- [Description du problème]:
Reproduisez à l'identique les lignes ci-dessous, de la première jusqu'à celle qui contient « data-point: [619, 367, 652, 400] », cette dernière comprise.

- [Données fournies]:
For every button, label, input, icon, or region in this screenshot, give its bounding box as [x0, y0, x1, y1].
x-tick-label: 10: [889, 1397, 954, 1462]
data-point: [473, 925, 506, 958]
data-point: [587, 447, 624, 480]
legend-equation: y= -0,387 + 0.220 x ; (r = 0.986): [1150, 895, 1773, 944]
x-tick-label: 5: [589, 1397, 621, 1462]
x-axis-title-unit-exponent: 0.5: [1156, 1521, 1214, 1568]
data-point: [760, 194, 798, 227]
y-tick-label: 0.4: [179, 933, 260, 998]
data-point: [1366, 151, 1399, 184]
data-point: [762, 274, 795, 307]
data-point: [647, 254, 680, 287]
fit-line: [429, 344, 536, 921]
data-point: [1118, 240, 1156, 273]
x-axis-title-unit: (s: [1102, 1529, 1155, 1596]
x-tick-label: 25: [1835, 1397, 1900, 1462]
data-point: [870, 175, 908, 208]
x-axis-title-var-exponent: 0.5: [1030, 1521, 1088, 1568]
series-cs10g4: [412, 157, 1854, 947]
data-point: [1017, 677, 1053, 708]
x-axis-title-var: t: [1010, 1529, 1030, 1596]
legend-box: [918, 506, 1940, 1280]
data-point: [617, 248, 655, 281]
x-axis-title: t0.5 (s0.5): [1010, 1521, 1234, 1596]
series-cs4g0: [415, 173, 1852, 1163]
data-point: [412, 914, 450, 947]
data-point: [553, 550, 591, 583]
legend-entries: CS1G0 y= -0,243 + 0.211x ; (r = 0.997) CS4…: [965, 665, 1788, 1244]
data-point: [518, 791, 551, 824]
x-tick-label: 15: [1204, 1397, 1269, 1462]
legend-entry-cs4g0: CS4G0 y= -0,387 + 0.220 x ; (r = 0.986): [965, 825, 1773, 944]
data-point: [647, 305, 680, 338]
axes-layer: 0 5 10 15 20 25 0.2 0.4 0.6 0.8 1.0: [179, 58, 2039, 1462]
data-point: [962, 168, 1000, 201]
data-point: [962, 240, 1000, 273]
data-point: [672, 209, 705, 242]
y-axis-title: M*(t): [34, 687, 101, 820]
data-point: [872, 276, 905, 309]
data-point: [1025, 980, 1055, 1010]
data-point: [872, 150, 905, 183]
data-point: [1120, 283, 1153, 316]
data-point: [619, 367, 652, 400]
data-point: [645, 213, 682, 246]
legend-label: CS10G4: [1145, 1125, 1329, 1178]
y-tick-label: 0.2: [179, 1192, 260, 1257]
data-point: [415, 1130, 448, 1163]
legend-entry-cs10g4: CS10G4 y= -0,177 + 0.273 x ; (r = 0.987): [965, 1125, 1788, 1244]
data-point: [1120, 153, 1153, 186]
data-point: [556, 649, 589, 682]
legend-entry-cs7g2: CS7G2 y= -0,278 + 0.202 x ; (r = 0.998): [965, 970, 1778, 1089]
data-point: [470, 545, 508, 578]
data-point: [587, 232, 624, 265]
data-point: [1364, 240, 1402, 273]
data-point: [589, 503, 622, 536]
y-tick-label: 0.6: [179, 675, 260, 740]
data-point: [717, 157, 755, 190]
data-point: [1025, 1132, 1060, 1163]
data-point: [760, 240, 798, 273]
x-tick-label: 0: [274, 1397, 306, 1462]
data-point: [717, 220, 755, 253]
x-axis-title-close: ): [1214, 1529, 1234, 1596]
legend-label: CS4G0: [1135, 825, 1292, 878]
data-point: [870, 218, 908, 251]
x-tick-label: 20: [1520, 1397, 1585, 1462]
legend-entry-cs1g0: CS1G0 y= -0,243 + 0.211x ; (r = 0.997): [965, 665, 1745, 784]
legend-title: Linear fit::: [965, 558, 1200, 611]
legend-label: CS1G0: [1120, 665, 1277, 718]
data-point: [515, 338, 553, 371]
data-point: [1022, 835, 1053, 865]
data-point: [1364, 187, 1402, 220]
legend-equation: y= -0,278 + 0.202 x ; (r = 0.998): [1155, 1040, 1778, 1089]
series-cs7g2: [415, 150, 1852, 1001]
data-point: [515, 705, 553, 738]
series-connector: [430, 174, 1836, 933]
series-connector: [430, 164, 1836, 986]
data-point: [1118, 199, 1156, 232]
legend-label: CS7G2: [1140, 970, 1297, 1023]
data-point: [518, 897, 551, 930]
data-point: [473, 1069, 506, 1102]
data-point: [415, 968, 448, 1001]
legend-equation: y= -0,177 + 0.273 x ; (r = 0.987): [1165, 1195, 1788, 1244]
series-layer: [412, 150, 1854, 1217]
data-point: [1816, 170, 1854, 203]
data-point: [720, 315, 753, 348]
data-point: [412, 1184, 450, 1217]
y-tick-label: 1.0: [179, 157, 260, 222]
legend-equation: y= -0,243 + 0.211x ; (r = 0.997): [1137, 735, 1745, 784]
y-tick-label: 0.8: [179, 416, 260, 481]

- [Résultat de l'exercice]:
For every button, label, input, icon, or region in this screenshot, give its bounding box as [x0, y0, x1, y1].
x-tick-label: 10: [889, 1397, 954, 1462]
data-point: [473, 925, 506, 958]
data-point: [587, 447, 624, 480]
legend-equation: y= -0,387 + 0.220 x ; (r = 0.986): [1150, 895, 1773, 944]
x-tick-label: 5: [589, 1397, 621, 1462]
x-axis-title-unit-exponent: 0.5: [1156, 1521, 1214, 1568]
data-point: [760, 194, 798, 227]
y-tick-label: 0.4: [179, 933, 260, 998]
data-point: [1366, 151, 1399, 184]
data-point: [762, 274, 795, 307]
data-point: [647, 254, 680, 287]
fit-line: [429, 344, 536, 921]
data-point: [1118, 240, 1156, 273]
x-axis-title-unit: (s: [1102, 1529, 1155, 1596]
x-tick-label: 25: [1835, 1397, 1900, 1462]
data-point: [870, 175, 908, 208]
x-axis-title-var-exponent: 0.5: [1030, 1521, 1088, 1568]
series-cs10g4: [412, 157, 1854, 947]
data-point: [1017, 677, 1053, 708]
x-axis-title-var: t: [1010, 1529, 1030, 1596]
legend-box: [918, 506, 1940, 1280]
data-point: [617, 248, 655, 281]
x-axis-title: t0.5 (s0.5): [1010, 1521, 1234, 1596]
series-cs4g0: [415, 173, 1852, 1163]
data-point: [412, 914, 450, 947]
data-point: [553, 550, 591, 583]
legend-entries: CS1G0 y= -0,243 + 0.211x ; (r = 0.997) CS4…: [965, 665, 1788, 1244]
data-point: [518, 791, 551, 824]
x-tick-label: 15: [1204, 1397, 1269, 1462]
legend-entry-cs4g0: CS4G0 y= -0,387 + 0.220 x ; (r = 0.986): [965, 825, 1773, 944]
data-point: [647, 305, 680, 338]
axes-layer: 0 5 10 15 20 25 0.2 0.4 0.6 0.8 1.0: [179, 58, 2039, 1462]
data-point: [962, 168, 1000, 201]
data-point: [962, 240, 1000, 273]
data-point: [672, 209, 705, 242]
y-axis-title: M*(t): [34, 687, 101, 820]
data-point: [872, 276, 905, 309]
data-point: [1025, 980, 1055, 1010]
data-point: [872, 150, 905, 183]
data-point: [1120, 283, 1153, 316]
data-point: [619, 367, 652, 400]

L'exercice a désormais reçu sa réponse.